## START

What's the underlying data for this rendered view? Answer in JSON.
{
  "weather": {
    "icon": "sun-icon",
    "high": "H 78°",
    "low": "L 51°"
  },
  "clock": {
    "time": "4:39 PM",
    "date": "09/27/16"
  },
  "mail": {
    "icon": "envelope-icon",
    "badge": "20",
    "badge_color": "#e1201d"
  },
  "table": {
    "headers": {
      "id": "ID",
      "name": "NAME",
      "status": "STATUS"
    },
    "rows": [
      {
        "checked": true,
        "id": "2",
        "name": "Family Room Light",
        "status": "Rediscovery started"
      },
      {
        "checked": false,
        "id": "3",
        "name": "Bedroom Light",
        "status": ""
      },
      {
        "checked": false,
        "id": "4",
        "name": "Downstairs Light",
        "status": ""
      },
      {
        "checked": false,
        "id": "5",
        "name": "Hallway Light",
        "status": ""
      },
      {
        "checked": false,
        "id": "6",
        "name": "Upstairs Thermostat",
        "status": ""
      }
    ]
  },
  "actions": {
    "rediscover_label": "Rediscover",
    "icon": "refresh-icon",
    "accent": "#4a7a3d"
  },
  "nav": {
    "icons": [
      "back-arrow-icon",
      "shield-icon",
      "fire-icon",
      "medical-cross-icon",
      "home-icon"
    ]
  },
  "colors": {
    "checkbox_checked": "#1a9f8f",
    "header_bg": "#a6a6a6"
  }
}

## END

### PROBLEM DESCRIPTION
Print the listing above in full, exactly as it is.

### FINAL ANSWER
What's the underlying data for this rendered view? Answer in JSON.
{
  "weather": {
    "icon": "sun-icon",
    "high": "H 78°",
    "low": "L 51°"
  },
  "clock": {
    "time": "4:39 PM",
    "date": "09/27/16"
  },
  "mail": {
    "icon": "envelope-icon",
    "badge": "20",
    "badge_color": "#e1201d"
  },
  "table": {
    "headers": {
      "id": "ID",
      "name": "NAME",
      "status": "STATUS"
    },
    "rows": [
      {
        "checked": true,
        "id": "2",
        "name": "Family Room Light",
        "status": "Rediscovery started"
      },
      {
        "checked": false,
        "id": "3",
        "name": "Bedroom Light",
        "status": ""
      },
      {
        "checked": false,
        "id": "4",
        "name": "Downstairs Light",
        "status": ""
      },
      {
        "checked": false,
        "id": "5",
        "name": "Hallway Light",
        "status": ""
      },
      {
        "checked": false,
        "id": "6",
        "name": "Upstairs Thermostat",
        "status": ""
      }
    ]
  },
  "actions": {
    "rediscover_label": "Rediscover",
    "icon": "refresh-icon",
    "accent": "#4a7a3d"
  },
  "nav": {
    "icons": [
      "back-arrow-icon",
      "shield-icon",
      "fire-icon",
      "medical-cross-icon",
      "home-icon"
    ]
  },
  "colors": {
    "checkbox_checked": "#1a9f8f",
    "header_bg": "#a6a6a6"
  }
}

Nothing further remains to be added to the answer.